### EXERCISE DIRECTIONS
List each line holding the string "виконання".

### RECORDS PROVIDED

------------------------------------------------

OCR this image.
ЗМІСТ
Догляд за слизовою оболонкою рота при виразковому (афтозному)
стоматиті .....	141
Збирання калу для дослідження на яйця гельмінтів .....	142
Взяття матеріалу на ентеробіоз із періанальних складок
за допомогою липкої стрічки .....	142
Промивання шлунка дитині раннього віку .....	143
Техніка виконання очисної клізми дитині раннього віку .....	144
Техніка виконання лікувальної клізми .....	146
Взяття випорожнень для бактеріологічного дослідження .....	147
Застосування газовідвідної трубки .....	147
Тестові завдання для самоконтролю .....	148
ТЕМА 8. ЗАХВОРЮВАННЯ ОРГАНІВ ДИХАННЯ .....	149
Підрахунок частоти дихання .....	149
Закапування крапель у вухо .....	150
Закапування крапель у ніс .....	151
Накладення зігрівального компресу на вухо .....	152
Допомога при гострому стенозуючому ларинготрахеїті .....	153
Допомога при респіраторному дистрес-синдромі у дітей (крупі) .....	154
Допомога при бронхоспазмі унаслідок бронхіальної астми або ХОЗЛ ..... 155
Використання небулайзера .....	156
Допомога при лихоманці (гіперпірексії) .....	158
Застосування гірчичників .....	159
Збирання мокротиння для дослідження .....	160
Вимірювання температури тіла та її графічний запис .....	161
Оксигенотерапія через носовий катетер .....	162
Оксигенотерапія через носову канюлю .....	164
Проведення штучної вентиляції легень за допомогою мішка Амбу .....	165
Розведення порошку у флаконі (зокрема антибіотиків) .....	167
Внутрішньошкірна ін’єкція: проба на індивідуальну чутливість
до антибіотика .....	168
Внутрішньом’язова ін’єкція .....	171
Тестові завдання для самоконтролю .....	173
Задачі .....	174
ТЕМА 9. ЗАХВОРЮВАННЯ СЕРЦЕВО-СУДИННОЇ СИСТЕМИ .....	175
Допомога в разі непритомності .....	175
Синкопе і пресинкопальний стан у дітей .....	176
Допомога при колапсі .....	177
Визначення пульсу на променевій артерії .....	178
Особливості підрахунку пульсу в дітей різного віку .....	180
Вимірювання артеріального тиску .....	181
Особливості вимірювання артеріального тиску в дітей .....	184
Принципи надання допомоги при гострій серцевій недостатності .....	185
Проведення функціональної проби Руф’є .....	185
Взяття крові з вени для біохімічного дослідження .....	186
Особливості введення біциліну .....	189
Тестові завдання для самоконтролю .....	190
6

------------------------------------------------

### SOLUTION FOR THIS EXERCISE
Техніка виконання очисної клізми дитині раннього віку .....	144
Техніка виконання лікувальної клізми .....	146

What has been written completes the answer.